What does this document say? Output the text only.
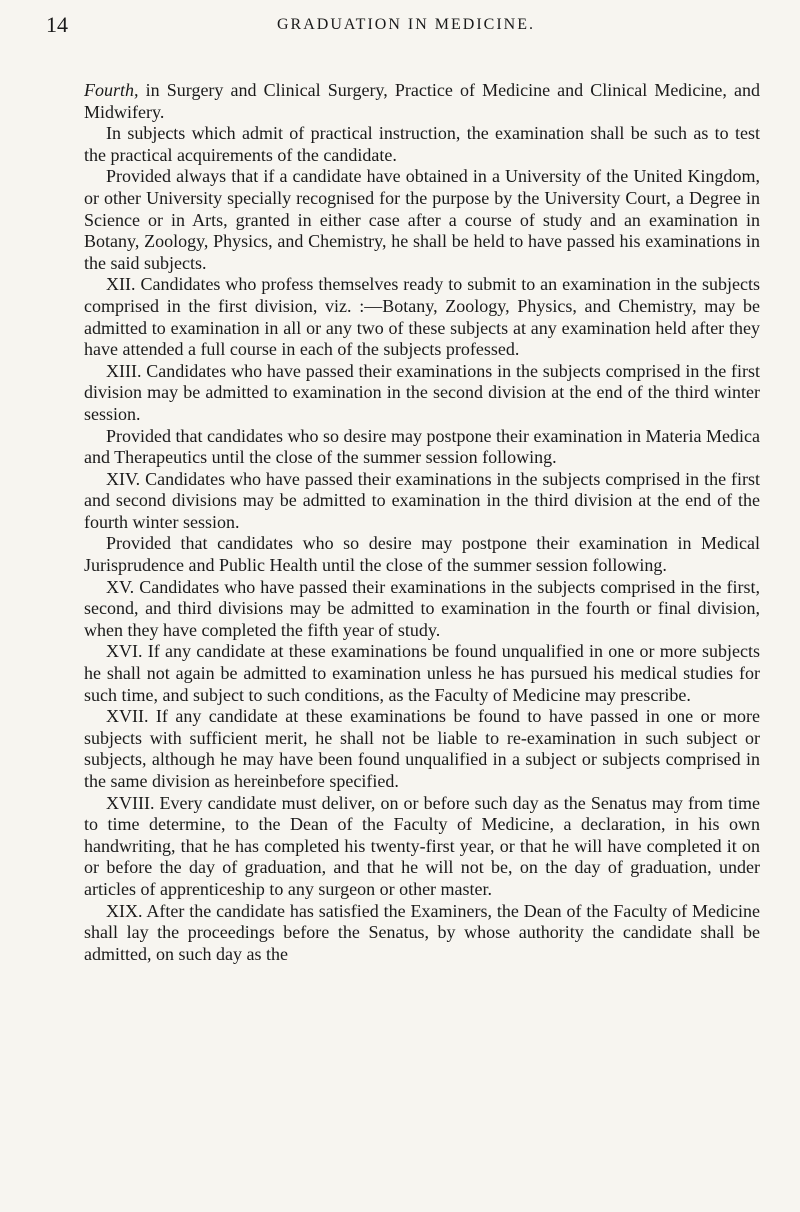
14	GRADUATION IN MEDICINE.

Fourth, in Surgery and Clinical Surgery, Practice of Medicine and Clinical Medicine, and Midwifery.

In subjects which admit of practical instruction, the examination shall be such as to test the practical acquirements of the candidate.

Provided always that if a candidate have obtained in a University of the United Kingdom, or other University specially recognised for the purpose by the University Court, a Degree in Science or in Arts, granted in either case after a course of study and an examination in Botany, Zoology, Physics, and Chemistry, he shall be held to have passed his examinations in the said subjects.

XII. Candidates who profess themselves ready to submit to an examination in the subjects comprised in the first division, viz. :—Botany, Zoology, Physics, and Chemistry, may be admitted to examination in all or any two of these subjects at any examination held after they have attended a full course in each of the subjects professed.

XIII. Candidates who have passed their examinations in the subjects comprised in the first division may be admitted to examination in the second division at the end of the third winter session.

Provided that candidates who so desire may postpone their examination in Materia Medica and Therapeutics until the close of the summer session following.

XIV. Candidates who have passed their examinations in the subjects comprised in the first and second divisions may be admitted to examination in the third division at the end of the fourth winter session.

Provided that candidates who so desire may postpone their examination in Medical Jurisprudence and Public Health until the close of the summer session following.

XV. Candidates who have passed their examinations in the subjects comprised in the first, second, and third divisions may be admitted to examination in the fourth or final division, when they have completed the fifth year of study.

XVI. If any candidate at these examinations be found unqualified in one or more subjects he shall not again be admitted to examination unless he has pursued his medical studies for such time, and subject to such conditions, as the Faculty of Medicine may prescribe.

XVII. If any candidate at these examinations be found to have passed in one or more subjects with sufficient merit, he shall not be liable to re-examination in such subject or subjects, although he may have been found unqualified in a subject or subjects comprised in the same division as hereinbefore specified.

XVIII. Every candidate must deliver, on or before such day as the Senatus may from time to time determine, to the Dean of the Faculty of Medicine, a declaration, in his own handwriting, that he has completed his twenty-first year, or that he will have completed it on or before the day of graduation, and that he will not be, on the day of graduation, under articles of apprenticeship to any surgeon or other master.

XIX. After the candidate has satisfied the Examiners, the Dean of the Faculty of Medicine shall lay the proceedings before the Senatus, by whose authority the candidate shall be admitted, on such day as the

* **The problem**:
List every line above containing the word "close".

* **The output**:
Provided that candidates who so desire may postpone their examination in Materia Medica and Therapeutics until the close of the summer session following.
Provided that candidates who so desire may postpone their examination in Medical Jurisprudence and Public Health until the close of the summer session following.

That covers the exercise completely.